# What the task asks:
Gather the lines below that include the string "true", copying each in full.

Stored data
_ _ _ _ _

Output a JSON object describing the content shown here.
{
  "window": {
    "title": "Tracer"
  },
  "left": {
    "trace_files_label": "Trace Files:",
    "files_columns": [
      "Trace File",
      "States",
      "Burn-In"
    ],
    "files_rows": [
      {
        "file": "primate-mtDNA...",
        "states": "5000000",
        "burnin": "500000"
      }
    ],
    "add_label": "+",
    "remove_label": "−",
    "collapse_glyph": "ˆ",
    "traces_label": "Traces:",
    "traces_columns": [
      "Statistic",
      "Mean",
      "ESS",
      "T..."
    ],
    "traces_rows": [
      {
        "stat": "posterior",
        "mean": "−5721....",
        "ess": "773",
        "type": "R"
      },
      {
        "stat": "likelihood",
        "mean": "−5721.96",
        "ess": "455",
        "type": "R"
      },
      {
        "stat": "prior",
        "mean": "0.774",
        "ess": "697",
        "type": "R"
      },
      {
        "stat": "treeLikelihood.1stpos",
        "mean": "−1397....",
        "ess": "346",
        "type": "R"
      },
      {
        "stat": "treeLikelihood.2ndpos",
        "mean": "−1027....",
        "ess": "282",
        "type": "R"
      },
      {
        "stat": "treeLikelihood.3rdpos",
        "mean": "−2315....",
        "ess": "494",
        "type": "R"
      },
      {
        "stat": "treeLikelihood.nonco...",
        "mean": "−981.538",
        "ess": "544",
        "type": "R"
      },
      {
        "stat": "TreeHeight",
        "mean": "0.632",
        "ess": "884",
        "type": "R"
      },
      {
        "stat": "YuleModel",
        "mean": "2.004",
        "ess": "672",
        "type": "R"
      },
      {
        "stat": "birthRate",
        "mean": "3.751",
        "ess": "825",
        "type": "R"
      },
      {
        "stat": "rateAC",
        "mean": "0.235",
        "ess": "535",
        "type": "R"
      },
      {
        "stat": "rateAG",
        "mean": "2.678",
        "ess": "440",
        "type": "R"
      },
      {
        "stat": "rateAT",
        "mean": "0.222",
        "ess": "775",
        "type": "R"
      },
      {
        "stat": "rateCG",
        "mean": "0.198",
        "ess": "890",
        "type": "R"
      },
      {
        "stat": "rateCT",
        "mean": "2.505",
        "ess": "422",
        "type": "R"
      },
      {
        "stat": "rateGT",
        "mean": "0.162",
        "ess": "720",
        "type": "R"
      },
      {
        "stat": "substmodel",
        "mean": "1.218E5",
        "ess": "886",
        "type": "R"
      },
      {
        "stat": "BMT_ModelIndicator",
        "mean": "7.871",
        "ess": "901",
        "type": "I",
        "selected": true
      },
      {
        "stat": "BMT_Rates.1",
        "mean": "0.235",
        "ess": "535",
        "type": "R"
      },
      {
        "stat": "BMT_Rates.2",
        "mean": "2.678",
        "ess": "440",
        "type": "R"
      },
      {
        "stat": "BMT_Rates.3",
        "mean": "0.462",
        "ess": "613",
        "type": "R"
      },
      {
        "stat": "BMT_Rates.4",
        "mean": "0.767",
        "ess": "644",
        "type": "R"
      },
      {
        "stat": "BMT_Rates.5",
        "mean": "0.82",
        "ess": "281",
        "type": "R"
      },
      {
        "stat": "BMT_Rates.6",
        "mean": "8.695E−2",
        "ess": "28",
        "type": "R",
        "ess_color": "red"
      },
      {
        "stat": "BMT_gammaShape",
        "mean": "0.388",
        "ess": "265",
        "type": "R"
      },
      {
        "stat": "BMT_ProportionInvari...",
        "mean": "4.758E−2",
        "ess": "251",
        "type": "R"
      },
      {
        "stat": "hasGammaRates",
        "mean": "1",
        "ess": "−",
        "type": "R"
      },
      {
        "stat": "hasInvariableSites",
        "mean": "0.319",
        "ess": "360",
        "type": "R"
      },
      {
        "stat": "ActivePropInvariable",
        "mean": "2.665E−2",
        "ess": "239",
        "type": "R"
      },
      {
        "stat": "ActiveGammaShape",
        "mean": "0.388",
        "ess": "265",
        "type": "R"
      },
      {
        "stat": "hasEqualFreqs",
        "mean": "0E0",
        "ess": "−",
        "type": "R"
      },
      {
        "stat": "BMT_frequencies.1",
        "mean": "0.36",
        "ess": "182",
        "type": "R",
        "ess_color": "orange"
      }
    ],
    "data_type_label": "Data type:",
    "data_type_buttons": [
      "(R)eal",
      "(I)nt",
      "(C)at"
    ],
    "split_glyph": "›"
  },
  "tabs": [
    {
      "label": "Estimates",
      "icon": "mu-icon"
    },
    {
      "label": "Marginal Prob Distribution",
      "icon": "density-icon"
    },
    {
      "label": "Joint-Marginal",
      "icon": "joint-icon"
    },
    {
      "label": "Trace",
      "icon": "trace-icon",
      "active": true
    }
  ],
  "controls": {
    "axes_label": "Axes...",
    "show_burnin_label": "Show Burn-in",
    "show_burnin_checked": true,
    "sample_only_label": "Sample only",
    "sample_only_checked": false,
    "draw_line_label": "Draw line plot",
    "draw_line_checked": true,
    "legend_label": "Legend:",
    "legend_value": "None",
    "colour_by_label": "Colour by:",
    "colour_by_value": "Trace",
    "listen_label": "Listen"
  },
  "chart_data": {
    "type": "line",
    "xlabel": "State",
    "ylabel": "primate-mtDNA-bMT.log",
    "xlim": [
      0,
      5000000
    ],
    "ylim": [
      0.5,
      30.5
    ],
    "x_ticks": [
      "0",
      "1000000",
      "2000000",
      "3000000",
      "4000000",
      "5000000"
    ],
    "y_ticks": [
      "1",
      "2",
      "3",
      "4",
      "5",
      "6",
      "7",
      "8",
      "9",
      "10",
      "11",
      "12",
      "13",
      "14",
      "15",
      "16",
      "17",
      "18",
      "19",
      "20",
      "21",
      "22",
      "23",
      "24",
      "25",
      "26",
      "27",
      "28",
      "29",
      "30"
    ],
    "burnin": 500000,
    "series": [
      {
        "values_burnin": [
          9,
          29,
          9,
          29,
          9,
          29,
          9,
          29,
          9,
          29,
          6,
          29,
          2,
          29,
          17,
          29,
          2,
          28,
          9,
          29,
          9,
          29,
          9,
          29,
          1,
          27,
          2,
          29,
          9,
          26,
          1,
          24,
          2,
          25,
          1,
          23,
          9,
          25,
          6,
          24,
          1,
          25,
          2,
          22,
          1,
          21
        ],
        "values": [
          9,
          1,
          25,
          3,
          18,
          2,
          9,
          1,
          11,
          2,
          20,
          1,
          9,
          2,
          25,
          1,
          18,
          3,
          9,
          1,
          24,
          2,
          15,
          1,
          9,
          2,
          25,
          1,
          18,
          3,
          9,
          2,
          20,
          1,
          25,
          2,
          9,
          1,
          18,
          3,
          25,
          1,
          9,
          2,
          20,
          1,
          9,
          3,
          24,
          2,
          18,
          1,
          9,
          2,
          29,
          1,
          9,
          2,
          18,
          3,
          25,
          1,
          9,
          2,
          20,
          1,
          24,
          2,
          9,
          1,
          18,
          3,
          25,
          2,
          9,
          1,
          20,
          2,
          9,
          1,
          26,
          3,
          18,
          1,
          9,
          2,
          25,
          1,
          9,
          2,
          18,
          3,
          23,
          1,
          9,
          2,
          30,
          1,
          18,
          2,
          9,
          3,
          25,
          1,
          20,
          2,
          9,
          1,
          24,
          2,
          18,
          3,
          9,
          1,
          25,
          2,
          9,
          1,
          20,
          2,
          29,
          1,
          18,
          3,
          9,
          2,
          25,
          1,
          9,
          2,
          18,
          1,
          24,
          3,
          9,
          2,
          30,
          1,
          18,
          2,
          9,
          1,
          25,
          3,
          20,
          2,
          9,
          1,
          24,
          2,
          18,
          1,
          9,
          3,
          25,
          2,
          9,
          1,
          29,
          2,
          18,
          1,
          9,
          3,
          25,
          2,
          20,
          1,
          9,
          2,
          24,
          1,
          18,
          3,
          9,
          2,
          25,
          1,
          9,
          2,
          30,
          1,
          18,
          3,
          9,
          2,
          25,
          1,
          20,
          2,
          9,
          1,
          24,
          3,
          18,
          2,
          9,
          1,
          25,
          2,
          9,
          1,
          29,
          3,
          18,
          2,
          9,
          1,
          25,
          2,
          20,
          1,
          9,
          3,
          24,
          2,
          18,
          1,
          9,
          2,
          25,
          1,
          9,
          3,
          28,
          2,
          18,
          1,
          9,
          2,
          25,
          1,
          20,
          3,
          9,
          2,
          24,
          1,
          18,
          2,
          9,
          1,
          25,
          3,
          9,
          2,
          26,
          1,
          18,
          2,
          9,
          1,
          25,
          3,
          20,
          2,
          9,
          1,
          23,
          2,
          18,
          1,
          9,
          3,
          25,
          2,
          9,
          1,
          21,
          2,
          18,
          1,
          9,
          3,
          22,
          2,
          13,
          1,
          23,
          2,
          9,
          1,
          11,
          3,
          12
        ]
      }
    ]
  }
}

_ _ _ _ _

# Written answer:
        "selected": true
      "active": true
    "show_burnin_checked": true,
    "draw_line_checked": true,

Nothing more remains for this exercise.